## [Task description]
Without skipping anything, write out each record below exactly.

## [Record list]

━━━━━━

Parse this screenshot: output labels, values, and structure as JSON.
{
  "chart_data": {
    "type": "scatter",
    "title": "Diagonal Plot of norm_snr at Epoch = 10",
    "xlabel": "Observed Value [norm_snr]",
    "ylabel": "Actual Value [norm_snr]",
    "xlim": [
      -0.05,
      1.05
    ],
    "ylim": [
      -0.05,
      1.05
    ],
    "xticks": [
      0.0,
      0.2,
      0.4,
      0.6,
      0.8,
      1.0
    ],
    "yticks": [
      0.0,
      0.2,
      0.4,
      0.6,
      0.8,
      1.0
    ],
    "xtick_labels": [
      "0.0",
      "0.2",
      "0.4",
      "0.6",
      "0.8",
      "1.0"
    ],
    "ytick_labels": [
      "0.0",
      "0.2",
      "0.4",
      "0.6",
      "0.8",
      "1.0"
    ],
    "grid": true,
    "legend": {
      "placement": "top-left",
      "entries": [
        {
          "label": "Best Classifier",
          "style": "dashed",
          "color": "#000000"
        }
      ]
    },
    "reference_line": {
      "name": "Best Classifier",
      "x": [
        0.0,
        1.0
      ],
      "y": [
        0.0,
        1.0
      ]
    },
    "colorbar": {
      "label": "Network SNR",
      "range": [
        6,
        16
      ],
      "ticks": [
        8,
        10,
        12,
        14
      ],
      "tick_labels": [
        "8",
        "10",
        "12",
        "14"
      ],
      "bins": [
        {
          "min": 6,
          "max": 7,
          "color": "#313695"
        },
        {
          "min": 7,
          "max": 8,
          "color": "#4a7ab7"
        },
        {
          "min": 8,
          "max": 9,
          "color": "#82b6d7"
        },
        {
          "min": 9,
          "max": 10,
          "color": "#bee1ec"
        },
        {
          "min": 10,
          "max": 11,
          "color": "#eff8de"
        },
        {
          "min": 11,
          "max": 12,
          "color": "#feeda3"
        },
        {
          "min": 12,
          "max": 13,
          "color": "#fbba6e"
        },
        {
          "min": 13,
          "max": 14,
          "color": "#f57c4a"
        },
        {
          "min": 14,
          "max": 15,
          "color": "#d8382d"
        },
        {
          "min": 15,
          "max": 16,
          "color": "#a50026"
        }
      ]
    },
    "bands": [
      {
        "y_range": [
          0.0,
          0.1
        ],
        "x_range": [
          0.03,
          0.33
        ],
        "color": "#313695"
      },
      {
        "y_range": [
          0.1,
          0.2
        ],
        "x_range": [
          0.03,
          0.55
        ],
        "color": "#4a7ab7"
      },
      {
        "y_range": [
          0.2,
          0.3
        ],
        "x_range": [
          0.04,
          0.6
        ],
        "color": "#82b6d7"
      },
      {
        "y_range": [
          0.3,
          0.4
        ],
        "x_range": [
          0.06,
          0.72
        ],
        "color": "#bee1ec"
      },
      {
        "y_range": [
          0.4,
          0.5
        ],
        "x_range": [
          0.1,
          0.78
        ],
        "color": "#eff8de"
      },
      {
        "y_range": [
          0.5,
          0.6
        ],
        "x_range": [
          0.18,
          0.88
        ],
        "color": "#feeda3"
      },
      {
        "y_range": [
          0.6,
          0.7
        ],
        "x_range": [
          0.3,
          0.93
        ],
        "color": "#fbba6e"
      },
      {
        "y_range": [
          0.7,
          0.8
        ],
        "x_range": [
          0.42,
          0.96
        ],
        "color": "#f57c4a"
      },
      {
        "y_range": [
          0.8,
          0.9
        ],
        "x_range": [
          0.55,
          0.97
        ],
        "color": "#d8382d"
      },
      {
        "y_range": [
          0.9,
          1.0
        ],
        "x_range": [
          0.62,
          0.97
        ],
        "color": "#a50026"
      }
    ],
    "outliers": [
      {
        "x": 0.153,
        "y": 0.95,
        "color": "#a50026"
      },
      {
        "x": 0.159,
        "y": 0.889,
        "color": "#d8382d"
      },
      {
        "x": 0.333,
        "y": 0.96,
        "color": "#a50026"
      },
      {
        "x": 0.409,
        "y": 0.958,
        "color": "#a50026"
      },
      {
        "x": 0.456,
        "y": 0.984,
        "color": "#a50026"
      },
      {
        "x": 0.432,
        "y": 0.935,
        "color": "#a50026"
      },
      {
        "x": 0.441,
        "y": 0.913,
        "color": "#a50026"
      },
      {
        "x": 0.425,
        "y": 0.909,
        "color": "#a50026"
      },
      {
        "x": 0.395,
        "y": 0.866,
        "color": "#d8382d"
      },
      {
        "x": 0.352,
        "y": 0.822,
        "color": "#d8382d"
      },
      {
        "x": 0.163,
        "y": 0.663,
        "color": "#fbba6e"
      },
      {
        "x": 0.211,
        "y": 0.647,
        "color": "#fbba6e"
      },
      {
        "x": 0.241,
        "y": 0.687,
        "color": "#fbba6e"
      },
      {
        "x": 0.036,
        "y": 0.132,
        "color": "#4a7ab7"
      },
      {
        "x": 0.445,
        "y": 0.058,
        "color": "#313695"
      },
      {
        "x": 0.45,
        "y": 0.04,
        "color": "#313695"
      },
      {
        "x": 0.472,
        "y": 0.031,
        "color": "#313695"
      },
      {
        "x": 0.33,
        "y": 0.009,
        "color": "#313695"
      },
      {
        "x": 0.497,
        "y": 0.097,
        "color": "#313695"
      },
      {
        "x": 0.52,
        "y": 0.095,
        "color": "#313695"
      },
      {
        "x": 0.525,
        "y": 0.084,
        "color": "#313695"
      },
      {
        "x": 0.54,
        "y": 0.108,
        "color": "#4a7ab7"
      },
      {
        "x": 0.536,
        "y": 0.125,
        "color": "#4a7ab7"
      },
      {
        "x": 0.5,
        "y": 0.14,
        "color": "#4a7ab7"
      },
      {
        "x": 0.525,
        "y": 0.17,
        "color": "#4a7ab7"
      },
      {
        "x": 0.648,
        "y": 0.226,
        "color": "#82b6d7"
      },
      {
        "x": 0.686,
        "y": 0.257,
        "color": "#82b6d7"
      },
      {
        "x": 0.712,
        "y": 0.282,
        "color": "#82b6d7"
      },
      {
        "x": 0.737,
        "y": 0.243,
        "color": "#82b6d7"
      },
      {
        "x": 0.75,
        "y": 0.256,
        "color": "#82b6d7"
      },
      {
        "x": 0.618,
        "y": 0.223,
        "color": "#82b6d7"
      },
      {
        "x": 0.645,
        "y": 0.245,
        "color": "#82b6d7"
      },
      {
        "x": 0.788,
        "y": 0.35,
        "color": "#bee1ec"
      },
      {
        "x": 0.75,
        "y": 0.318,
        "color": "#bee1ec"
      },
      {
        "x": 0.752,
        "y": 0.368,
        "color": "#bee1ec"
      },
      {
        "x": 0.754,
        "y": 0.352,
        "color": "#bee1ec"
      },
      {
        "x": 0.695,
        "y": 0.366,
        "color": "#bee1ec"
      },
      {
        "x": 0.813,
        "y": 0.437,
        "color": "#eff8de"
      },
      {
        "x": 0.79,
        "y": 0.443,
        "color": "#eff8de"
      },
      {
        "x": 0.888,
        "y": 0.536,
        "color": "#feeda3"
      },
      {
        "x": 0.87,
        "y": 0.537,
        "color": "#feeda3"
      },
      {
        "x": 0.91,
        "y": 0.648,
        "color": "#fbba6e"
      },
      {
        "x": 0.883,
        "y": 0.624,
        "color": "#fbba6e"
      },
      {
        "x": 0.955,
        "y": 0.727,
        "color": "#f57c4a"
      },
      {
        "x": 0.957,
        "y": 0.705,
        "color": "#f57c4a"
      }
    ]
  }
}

━━━━━━

## [The reply]
Parse this screenshot: output labels, values, and structure as JSON.
{
  "chart_data": {
    "type": "scatter",
    "title": "Diagonal Plot of norm_snr at Epoch = 10",
    "xlabel": "Observed Value [norm_snr]",
    "ylabel": "Actual Value [norm_snr]",
    "xlim": [
      -0.05,
      1.05
    ],
    "ylim": [
      -0.05,
      1.05
    ],
    "xticks": [
      0.0,
      0.2,
      0.4,
      0.6,
      0.8,
      1.0
    ],
    "yticks": [
      0.0,
      0.2,
      0.4,
      0.6,
      0.8,
      1.0
    ],
    "xtick_labels": [
      "0.0",
      "0.2",
      "0.4",
      "0.6",
      "0.8",
      "1.0"
    ],
    "ytick_labels": [
      "0.0",
      "0.2",
      "0.4",
      "0.6",
      "0.8",
      "1.0"
    ],
    "grid": true,
    "legend": {
      "placement": "top-left",
      "entries": [
        {
          "label": "Best Classifier",
          "style": "dashed",
          "color": "#000000"
        }
      ]
    },
    "reference_line": {
      "name": "Best Classifier",
      "x": [
        0.0,
        1.0
      ],
      "y": [
        0.0,
        1.0
      ]
    },
    "colorbar": {
      "label": "Network SNR",
      "range": [
        6,
        16
      ],
      "ticks": [
        8,
        10,
        12,
        14
      ],
      "tick_labels": [
        "8",
        "10",
        "12",
        "14"
      ],
      "bins": [
        {
          "min": 6,
          "max": 7,
          "color": "#313695"
        },
        {
          "min": 7,
          "max": 8,
          "color": "#4a7ab7"
        },
        {
          "min": 8,
          "max": 9,
          "color": "#82b6d7"
        },
        {
          "min": 9,
          "max": 10,
          "color": "#bee1ec"
        },
        {
          "min": 10,
          "max": 11,
          "color": "#eff8de"
        },
        {
          "min": 11,
          "max": 12,
          "color": "#feeda3"
        },
        {
          "min": 12,
          "max": 13,
          "color": "#fbba6e"
        },
        {
          "min": 13,
          "max": 14,
          "color": "#f57c4a"
        },
        {
          "min": 14,
          "max": 15,
          "color": "#d8382d"
        },
        {
          "min": 15,
          "max": 16,
          "color": "#a50026"
        }
      ]
    },
    "bands": [
      {
        "y_range": [
          0.0,
          0.1
        ],
        "x_range": [
          0.03,
          0.33
        ],
        "color": "#313695"
      },
      {
        "y_range": [
          0.1,
          0.2
        ],
        "x_range": [
          0.03,
          0.55
        ],
        "color": "#4a7ab7"
      },
      {
        "y_range": [
          0.2,
          0.3
        ],
        "x_range": [
          0.04,
          0.6
        ],
        "color": "#82b6d7"
      },
      {
        "y_range": [
          0.3,
          0.4
        ],
        "x_range": [
          0.06,
          0.72
        ],
        "color": "#bee1ec"
      },
      {
        "y_range": [
          0.4,
          0.5
        ],
        "x_range": [
          0.1,
          0.78
        ],
        "color": "#eff8de"
      },
      {
        "y_range": [
          0.5,
          0.6
        ],
        "x_range": [
          0.18,
          0.88
        ],
        "color": "#feeda3"
      },
      {
        "y_range": [
          0.6,
          0.7
        ],
        "x_range": [
          0.3,
          0.93
        ],
        "color": "#fbba6e"
      },
      {
        "y_range": [
          0.7,
          0.8
        ],
        "x_range": [
          0.42,
          0.96
        ],
        "color": "#f57c4a"
      },
      {
        "y_range": [
          0.8,
          0.9
        ],
        "x_range": [
          0.55,
          0.97
        ],
        "color": "#d8382d"
      },
      {
        "y_range": [
          0.9,
          1.0
        ],
        "x_range": [
          0.62,
          0.97
        ],
        "color": "#a50026"
      }
    ],
    "outliers": [
      {
        "x": 0.153,
        "y": 0.95,
        "color": "#a50026"
      },
      {
        "x": 0.159,
        "y": 0.889,
        "color": "#d8382d"
      },
      {
        "x": 0.333,
        "y": 0.96,
        "color": "#a50026"
      },
      {
        "x": 0.409,
        "y": 0.958,
        "color": "#a50026"
      },
      {
        "x": 0.456,
        "y": 0.984,
        "color": "#a50026"
      },
      {
        "x": 0.432,
        "y": 0.935,
        "color": "#a50026"
      },
      {
        "x": 0.441,
        "y": 0.913,
        "color": "#a50026"
      },
      {
        "x": 0.425,
        "y": 0.909,
        "color": "#a50026"
      },
      {
        "x": 0.395,
        "y": 0.866,
        "color": "#d8382d"
      },
      {
        "x": 0.352,
        "y": 0.822,
        "color": "#d8382d"
      },
      {
        "x": 0.163,
        "y": 0.663,
        "color": "#fbba6e"
      },
      {
        "x": 0.211,
        "y": 0.647,
        "color": "#fbba6e"
      },
      {
        "x": 0.241,
        "y": 0.687,
        "color": "#fbba6e"
      },
      {
        "x": 0.036,
        "y": 0.132,
        "color": "#4a7ab7"
      },
      {
        "x": 0.445,
        "y": 0.058,
        "color": "#313695"
      },
      {
        "x": 0.45,
        "y": 0.04,
        "color": "#313695"
      },
      {
        "x": 0.472,
        "y": 0.031,
        "color": "#313695"
      },
      {
        "x": 0.33,
        "y": 0.009,
        "color": "#313695"
      },
      {
        "x": 0.497,
        "y": 0.097,
        "color": "#313695"
      },
      {
        "x": 0.52,
        "y": 0.095,
        "color": "#313695"
      },
      {
        "x": 0.525,
        "y": 0.084,
        "color": "#313695"
      },
      {
        "x": 0.54,
        "y": 0.108,
        "color": "#4a7ab7"
      },
      {
        "x": 0.536,
        "y": 0.125,
        "color": "#4a7ab7"
      },
      {
        "x": 0.5,
        "y": 0.14,
        "color": "#4a7ab7"
      },
      {
        "x": 0.525,
        "y": 0.17,
        "color": "#4a7ab7"
      },
      {
        "x": 0.648,
        "y": 0.226,
        "color": "#82b6d7"
      },
      {
        "x": 0.686,
        "y": 0.257,
        "color": "#82b6d7"
      },
      {
        "x": 0.712,
        "y": 0.282,
        "color": "#82b6d7"
      },
      {
        "x": 0.737,
        "y": 0.243,
        "color": "#82b6d7"
      },
      {
        "x": 0.75,
        "y": 0.256,
        "color": "#82b6d7"
      },
      {
        "x": 0.618,
        "y": 0.223,
        "color": "#82b6d7"
      },
      {
        "x": 0.645,
        "y": 0.245,
        "color": "#82b6d7"
      },
      {
        "x": 0.788,
        "y": 0.35,
        "color": "#bee1ec"
      },
      {
        "x": 0.75,
        "y": 0.318,
        "color": "#bee1ec"
      },
      {
        "x": 0.752,
        "y": 0.368,
        "color": "#bee1ec"
      },
      {
        "x": 0.754,
        "y": 0.352,
        "color": "#bee1ec"
      },
      {
        "x": 0.695,
        "y": 0.366,
        "color": "#bee1ec"
      },
      {
        "x": 0.813,
        "y": 0.437,
        "color": "#eff8de"
      },
      {
        "x": 0.79,
        "y": 0.443,
        "color": "#eff8de"
      },
      {
        "x": 0.888,
        "y": 0.536,
        "color": "#feeda3"
      },
      {
        "x": 0.87,
        "y": 0.537,
        "color": "#feeda3"
      },
      {
        "x": 0.91,
        "y": 0.648,
        "color": "#fbba6e"
      },
      {
        "x": 0.883,
        "y": 0.624,
        "color": "#fbba6e"
      },
      {
        "x": 0.955,
        "y": 0.727,
        "color": "#f57c4a"
      },
      {
        "x": 0.957,
        "y": 0.705,
        "color": "#f57c4a"
      }
    ]
  }
}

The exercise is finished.